Task description. Locate and copy all lines bearing the word "euros".

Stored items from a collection
>> Begin
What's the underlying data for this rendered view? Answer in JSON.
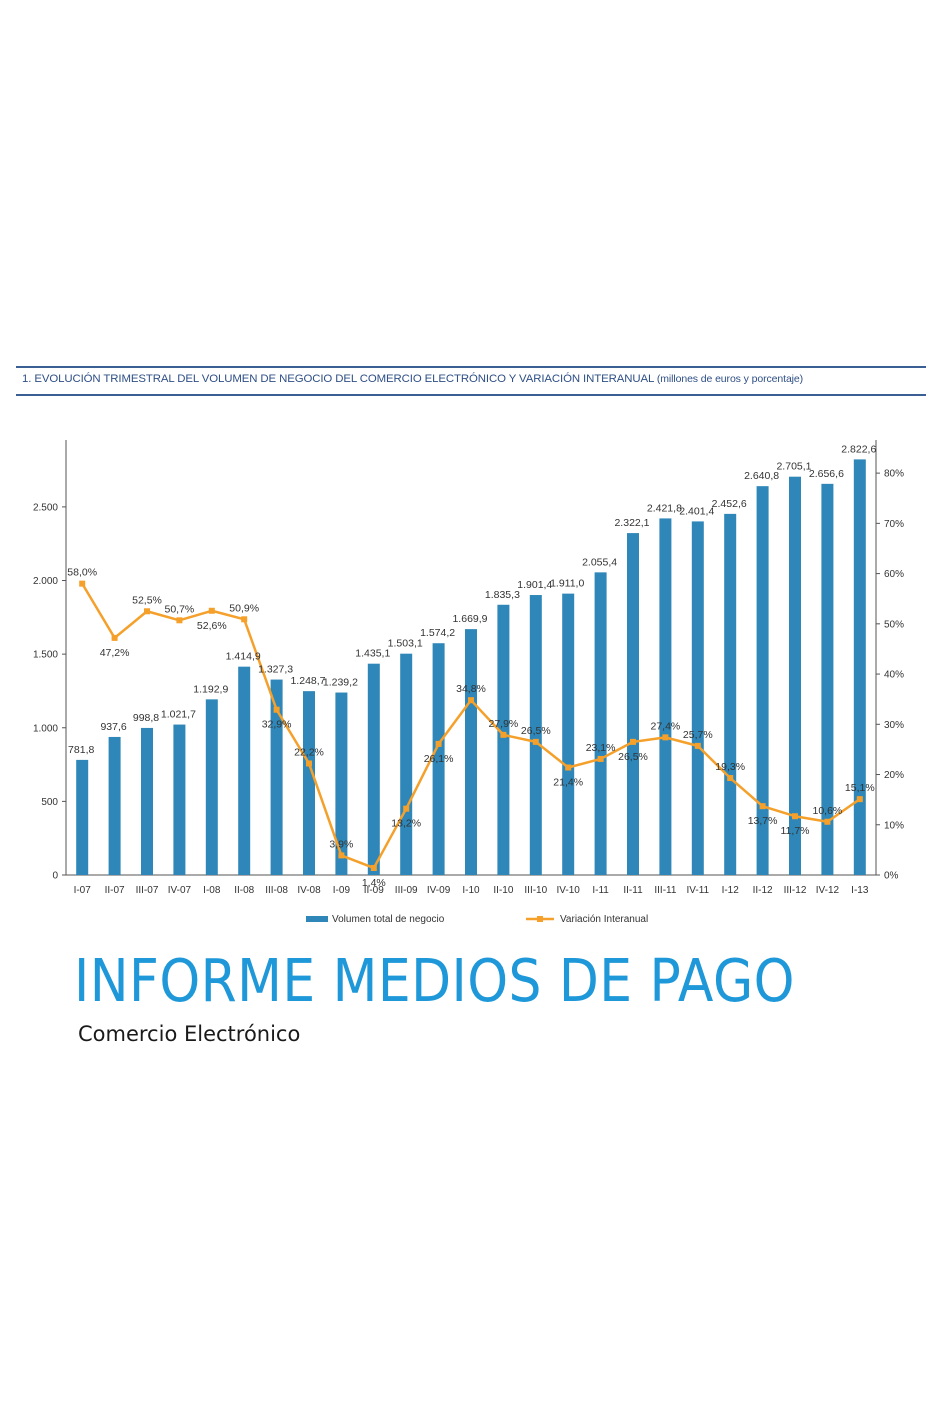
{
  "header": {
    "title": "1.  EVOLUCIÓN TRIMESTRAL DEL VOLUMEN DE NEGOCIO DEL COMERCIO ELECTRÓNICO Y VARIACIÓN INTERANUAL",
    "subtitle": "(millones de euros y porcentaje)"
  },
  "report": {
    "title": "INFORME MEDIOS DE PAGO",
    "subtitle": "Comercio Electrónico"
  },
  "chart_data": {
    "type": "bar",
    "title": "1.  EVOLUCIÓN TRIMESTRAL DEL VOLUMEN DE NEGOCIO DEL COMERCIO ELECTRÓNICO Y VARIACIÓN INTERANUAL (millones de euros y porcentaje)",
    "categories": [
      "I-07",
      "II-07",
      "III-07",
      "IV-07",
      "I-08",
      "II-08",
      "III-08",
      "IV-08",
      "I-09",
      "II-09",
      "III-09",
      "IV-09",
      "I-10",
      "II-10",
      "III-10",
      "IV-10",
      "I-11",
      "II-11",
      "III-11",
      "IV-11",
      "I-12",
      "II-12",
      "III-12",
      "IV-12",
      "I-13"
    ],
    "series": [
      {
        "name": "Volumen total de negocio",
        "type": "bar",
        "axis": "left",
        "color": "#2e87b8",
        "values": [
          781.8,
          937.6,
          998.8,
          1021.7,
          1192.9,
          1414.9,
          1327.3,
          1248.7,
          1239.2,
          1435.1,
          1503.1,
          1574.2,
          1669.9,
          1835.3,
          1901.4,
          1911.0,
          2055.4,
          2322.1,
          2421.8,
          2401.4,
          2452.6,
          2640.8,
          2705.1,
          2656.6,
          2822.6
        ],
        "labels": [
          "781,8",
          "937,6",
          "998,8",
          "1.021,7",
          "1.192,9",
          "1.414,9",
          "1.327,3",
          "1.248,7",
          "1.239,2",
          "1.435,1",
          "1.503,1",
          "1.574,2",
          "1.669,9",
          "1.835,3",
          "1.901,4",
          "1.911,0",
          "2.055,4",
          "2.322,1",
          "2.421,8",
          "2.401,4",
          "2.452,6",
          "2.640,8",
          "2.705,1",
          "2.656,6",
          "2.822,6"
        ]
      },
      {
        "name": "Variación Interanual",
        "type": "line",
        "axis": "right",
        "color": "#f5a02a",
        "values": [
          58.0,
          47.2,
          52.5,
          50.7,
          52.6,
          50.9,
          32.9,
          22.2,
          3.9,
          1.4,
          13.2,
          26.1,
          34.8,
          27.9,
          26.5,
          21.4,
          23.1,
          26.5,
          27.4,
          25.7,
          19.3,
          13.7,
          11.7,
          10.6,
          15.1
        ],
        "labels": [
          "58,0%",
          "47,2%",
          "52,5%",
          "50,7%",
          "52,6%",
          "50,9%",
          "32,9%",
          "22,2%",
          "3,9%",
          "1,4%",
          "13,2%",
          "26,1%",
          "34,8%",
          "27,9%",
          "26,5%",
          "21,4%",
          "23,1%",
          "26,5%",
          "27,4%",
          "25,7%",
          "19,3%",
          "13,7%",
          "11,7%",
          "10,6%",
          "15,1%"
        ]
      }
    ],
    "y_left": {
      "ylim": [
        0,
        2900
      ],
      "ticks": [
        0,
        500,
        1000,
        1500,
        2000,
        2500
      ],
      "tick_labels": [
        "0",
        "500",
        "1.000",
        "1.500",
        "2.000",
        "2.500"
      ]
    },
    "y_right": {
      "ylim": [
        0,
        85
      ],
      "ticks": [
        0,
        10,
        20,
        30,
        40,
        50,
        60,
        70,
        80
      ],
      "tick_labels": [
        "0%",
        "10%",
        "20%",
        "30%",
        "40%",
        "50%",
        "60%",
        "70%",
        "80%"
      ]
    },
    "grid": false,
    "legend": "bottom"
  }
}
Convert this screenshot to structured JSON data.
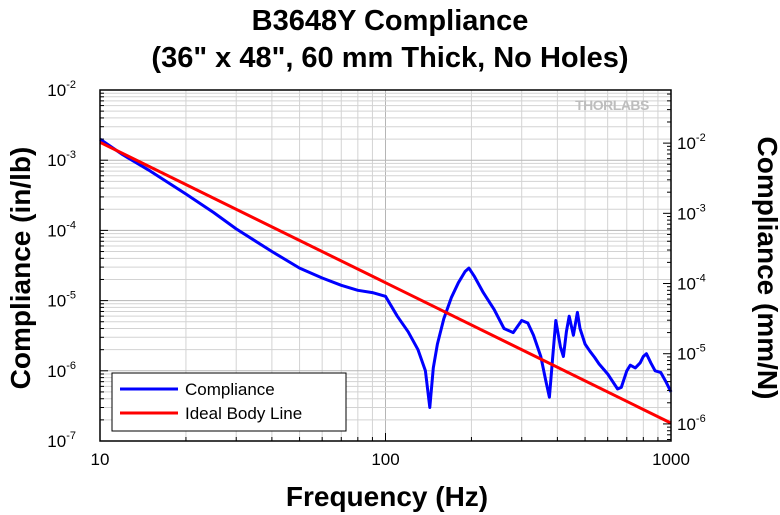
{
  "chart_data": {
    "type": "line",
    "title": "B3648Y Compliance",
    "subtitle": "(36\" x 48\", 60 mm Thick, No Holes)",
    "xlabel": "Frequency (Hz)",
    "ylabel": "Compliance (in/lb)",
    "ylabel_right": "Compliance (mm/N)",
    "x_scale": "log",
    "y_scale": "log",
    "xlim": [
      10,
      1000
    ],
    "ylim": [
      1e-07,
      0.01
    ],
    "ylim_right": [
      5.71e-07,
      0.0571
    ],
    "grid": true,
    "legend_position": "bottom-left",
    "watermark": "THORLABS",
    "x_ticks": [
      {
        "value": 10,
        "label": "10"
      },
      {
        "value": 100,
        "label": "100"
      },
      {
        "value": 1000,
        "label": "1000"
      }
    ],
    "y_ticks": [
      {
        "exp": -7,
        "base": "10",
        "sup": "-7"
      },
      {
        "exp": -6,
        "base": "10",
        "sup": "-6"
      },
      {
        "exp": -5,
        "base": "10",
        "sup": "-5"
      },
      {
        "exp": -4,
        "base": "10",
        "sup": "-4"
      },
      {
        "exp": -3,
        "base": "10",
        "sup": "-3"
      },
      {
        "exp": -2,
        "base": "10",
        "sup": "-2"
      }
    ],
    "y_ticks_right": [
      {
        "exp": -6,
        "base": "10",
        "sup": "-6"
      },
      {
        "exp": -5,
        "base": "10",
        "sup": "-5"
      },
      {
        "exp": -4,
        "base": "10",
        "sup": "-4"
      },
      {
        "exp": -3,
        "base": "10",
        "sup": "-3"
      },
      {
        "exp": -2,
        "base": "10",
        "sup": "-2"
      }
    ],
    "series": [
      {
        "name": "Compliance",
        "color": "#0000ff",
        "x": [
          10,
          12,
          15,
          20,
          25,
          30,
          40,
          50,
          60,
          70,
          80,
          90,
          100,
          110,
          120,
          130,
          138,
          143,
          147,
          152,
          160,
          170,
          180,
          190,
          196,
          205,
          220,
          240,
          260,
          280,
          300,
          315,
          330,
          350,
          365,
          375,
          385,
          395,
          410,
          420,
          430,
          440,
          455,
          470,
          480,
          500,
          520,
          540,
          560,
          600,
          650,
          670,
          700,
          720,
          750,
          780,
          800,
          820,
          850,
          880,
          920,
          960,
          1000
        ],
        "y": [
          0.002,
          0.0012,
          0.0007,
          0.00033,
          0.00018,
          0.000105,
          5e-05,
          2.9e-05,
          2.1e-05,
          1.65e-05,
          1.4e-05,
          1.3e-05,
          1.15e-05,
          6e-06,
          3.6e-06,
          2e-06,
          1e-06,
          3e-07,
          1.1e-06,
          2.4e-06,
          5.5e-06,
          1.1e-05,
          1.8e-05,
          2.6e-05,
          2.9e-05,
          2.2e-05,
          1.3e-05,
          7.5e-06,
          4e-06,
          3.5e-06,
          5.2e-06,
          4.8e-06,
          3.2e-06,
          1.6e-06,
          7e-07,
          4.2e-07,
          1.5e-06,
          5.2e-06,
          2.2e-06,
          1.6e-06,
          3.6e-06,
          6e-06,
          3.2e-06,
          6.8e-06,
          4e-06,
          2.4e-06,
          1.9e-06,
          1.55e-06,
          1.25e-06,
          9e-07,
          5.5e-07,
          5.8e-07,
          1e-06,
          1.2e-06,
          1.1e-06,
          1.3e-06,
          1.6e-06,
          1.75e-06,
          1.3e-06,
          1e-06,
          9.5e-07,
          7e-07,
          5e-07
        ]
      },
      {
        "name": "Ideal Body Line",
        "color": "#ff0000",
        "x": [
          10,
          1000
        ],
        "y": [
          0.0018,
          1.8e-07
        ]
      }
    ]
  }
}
>> End
Written answer.
    "subtitle": "(millones de euros y porcentaje)"
    "title": "1.  EVOLUCIÓN TRIMESTRAL DEL VOLUMEN DE NEGOCIO DEL COMERCIO ELECTRÓNICO Y VARIACIÓN INTERANUAL (millones de euros y porcentaje)",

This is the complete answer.